*** GIVEN DATA ***
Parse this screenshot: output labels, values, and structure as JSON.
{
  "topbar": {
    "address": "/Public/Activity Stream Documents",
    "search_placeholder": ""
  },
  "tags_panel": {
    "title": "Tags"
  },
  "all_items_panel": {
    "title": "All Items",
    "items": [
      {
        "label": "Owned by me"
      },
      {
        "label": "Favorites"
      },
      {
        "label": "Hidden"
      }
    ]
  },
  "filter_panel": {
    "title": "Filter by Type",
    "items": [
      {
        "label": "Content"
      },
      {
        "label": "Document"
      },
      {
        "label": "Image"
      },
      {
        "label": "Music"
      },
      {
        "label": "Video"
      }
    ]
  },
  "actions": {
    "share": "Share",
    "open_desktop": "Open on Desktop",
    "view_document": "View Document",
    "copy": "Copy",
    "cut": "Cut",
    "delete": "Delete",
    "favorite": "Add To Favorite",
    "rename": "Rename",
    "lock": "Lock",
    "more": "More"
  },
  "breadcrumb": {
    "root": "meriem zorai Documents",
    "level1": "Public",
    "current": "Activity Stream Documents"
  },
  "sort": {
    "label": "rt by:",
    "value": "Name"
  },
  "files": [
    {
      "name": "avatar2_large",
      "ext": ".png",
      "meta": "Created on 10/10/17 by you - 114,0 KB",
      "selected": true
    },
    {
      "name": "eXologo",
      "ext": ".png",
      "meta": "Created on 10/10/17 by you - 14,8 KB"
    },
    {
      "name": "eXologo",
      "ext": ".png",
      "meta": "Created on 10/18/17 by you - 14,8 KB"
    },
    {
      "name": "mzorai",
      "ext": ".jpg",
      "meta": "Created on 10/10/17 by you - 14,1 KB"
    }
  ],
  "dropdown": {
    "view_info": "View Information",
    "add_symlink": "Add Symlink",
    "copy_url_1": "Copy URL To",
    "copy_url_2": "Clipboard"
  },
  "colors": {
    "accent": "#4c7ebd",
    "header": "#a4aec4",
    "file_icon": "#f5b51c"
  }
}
***
● **WHAT IS NEEDED**: Copy every line in the records above that contains the word "Created".

● **RESPONSE**:
      "meta": "Created on 10/10/17 by you - 114,0 KB",
      "meta": "Created on 10/10/17 by you - 14,8 KB"
      "meta": "Created on 10/18/17 by you - 14,8 KB"
      "meta": "Created on 10/10/17 by you - 14,1 KB"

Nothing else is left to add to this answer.